### What you should do
Reproduce every line in the listing that contains the word "title".

((

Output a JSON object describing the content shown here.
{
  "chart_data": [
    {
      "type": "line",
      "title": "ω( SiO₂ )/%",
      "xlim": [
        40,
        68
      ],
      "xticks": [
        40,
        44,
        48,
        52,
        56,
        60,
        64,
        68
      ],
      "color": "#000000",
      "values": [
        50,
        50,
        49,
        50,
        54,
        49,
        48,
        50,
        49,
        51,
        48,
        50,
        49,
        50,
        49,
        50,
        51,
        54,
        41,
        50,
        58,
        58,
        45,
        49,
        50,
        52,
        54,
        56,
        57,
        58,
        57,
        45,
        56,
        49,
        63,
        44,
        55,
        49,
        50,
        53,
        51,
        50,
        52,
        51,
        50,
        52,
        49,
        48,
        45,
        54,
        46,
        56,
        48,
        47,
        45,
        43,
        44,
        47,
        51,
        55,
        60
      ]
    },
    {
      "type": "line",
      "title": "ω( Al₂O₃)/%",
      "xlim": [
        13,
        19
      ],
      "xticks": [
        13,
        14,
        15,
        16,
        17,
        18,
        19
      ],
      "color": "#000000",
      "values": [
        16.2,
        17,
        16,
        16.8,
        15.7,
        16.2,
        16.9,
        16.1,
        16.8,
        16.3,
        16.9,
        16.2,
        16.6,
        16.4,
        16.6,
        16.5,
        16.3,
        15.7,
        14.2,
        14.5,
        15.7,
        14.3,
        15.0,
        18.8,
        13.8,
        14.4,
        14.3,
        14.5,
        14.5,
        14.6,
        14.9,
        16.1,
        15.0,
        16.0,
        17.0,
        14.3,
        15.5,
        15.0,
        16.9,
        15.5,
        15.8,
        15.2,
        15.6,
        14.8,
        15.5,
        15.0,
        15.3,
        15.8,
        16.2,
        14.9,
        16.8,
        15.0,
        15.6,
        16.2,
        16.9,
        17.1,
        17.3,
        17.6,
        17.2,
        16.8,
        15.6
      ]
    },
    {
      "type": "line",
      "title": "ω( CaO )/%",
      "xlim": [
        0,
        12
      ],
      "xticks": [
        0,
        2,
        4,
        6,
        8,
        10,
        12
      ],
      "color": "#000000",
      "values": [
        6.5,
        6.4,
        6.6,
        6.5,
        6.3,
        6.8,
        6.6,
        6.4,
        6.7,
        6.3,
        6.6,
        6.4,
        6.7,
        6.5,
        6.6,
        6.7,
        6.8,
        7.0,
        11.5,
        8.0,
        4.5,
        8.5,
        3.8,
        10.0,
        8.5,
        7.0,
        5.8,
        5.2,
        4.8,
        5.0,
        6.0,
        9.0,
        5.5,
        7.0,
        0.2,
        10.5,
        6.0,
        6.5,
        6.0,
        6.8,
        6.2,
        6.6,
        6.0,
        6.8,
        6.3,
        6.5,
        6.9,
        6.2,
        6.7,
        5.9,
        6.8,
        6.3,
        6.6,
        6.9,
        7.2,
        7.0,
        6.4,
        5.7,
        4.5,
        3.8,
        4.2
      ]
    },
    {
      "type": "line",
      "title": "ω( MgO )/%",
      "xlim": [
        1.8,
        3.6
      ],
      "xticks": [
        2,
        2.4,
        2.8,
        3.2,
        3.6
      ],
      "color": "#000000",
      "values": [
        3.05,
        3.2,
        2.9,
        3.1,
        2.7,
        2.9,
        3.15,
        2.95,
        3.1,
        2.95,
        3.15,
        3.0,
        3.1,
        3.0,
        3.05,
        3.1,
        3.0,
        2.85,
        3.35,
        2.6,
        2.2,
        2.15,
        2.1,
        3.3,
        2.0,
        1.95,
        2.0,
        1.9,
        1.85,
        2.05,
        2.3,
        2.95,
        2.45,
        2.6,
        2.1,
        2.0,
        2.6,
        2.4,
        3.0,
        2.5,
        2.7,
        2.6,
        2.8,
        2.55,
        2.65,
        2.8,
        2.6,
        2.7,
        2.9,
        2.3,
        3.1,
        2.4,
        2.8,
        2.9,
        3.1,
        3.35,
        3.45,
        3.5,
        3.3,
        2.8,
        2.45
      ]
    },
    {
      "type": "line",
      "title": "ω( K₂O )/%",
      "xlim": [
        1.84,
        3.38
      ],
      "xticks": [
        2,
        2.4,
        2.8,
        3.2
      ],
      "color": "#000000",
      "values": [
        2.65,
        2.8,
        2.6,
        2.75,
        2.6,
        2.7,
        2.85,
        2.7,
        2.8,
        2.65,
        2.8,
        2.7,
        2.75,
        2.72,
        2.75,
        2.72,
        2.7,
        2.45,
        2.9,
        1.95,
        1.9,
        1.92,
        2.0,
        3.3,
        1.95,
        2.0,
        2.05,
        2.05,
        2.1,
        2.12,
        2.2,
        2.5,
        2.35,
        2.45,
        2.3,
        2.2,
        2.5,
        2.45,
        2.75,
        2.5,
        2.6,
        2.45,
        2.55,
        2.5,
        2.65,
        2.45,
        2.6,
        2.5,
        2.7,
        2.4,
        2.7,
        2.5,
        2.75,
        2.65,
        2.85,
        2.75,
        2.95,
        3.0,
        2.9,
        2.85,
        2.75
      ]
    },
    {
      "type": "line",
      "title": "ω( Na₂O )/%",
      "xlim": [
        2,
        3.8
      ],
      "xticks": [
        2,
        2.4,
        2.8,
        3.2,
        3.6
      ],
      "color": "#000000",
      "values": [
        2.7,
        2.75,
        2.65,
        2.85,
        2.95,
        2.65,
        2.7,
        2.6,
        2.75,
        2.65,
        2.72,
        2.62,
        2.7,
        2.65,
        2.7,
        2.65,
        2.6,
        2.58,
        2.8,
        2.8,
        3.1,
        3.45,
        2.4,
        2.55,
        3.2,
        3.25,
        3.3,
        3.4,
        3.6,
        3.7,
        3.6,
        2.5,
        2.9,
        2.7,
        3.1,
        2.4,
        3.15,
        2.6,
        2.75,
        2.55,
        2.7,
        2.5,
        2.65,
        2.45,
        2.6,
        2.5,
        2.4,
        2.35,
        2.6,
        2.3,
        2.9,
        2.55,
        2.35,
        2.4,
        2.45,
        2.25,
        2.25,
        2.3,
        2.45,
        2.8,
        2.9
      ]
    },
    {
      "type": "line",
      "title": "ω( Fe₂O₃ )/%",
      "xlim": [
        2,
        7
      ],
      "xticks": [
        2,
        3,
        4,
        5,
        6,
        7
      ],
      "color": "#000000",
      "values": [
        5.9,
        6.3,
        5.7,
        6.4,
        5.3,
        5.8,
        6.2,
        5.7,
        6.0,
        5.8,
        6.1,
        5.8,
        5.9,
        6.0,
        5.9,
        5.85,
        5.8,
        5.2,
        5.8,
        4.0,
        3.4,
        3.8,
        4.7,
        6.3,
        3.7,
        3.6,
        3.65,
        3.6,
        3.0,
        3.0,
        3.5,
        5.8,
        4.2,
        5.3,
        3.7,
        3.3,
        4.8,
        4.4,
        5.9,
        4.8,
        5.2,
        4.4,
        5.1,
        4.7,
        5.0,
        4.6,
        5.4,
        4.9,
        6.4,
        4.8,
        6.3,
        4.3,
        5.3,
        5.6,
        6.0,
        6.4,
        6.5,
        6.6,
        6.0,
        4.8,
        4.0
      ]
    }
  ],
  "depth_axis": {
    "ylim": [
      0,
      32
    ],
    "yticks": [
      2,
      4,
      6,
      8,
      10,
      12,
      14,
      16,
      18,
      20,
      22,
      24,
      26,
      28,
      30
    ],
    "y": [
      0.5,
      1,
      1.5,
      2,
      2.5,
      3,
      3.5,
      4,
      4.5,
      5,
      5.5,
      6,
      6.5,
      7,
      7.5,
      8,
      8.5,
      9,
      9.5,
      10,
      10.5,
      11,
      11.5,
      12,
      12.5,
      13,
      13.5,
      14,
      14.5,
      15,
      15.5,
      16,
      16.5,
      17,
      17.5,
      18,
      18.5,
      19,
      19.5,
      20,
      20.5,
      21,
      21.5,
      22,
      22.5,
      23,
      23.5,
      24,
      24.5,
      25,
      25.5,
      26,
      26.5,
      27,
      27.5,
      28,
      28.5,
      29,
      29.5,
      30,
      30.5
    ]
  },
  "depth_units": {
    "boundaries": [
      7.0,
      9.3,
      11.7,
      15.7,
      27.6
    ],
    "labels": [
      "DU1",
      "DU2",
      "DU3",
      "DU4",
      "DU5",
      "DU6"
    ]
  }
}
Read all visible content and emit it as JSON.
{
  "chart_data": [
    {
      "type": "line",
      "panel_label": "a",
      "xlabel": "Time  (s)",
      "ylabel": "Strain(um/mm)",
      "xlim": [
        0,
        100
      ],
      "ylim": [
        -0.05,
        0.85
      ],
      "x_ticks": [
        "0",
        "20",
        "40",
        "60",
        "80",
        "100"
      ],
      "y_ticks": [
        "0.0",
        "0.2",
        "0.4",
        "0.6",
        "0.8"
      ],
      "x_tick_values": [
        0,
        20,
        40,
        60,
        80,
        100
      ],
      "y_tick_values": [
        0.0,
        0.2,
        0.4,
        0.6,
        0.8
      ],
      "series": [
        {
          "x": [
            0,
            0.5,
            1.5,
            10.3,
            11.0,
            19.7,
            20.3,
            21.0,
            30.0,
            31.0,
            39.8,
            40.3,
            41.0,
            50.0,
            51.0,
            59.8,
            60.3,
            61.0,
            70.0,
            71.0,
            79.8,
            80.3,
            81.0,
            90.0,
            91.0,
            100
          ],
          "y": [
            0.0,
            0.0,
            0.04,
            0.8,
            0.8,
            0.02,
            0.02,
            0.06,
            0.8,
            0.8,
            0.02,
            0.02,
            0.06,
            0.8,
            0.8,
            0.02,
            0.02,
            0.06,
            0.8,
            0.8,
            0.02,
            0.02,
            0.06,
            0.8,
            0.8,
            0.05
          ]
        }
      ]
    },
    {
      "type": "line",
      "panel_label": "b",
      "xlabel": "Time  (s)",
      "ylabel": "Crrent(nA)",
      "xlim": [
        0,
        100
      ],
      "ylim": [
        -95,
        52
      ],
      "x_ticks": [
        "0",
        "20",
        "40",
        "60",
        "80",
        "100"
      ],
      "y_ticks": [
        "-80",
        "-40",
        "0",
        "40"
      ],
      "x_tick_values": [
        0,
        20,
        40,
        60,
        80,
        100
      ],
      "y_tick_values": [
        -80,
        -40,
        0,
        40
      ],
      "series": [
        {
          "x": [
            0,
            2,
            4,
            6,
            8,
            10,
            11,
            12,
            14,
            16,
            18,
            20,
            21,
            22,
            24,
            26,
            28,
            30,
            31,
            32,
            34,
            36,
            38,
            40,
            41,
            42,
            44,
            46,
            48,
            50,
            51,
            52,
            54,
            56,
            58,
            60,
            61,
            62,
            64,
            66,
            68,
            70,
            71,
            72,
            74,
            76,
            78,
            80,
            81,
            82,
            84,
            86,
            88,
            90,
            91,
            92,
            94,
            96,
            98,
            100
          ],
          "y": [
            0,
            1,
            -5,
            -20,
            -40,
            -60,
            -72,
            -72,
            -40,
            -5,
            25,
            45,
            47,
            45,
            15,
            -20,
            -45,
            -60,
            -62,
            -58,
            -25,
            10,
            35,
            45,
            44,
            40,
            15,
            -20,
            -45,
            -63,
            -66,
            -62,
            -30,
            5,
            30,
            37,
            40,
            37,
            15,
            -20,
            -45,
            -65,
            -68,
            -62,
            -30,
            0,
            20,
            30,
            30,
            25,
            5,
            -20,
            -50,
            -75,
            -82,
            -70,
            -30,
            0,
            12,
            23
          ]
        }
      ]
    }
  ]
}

))

### Right answer
      "title": "ω( SiO₂ )/%",
      "title": "ω( Al₂O₃)/%",
      "title": "ω( CaO )/%",
      "title": "ω( MgO )/%",
      "title": "ω( K₂O )/%",
      "title": "ω( Na₂O )/%",
      "title": "ω( Fe₂O₃ )/%",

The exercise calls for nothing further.